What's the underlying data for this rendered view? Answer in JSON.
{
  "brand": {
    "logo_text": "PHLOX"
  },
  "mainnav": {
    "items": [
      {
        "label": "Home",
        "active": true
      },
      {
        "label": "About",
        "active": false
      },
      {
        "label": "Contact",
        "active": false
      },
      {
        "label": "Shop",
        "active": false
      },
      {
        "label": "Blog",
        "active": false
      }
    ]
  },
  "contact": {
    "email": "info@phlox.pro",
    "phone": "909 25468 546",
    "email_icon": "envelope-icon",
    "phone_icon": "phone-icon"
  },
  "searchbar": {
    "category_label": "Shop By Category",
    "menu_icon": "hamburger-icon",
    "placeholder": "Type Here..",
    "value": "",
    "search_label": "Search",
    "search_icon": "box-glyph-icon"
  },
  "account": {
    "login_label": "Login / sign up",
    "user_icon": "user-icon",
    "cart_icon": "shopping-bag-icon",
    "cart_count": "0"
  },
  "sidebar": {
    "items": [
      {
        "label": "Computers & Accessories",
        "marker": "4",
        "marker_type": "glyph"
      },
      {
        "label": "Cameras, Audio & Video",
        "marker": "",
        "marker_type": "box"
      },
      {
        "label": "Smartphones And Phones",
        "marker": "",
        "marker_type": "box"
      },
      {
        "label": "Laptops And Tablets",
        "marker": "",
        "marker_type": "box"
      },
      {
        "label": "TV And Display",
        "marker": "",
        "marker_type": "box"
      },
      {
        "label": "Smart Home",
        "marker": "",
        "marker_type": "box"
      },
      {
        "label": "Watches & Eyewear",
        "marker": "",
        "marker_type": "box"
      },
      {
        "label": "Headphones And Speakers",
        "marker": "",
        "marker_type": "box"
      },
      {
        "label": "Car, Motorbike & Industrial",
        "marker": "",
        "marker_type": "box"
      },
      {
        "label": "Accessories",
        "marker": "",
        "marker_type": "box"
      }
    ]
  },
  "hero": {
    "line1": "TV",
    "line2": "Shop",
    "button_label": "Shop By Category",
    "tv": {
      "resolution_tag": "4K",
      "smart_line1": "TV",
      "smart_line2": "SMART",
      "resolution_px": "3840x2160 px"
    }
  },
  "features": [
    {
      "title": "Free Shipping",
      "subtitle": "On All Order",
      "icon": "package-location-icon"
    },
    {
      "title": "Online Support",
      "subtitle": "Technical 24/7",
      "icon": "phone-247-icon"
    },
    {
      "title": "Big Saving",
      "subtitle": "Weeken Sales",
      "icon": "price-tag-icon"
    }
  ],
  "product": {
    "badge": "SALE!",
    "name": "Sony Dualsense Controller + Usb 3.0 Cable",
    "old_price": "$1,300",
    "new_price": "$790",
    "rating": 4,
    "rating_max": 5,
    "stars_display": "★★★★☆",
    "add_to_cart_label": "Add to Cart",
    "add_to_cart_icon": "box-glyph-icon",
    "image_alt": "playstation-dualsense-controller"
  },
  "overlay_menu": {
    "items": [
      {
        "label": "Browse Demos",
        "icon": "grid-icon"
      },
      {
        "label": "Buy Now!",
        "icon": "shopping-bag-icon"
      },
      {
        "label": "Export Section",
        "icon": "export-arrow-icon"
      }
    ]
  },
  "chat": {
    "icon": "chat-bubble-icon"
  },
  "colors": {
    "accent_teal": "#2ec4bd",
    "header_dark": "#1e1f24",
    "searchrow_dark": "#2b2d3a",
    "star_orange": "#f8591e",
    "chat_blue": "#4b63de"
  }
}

What this task involves
Copy all lines from the material that include "Accessories".

Complete answer
        "label": "Computers & Accessories",
        "label": "Accessories",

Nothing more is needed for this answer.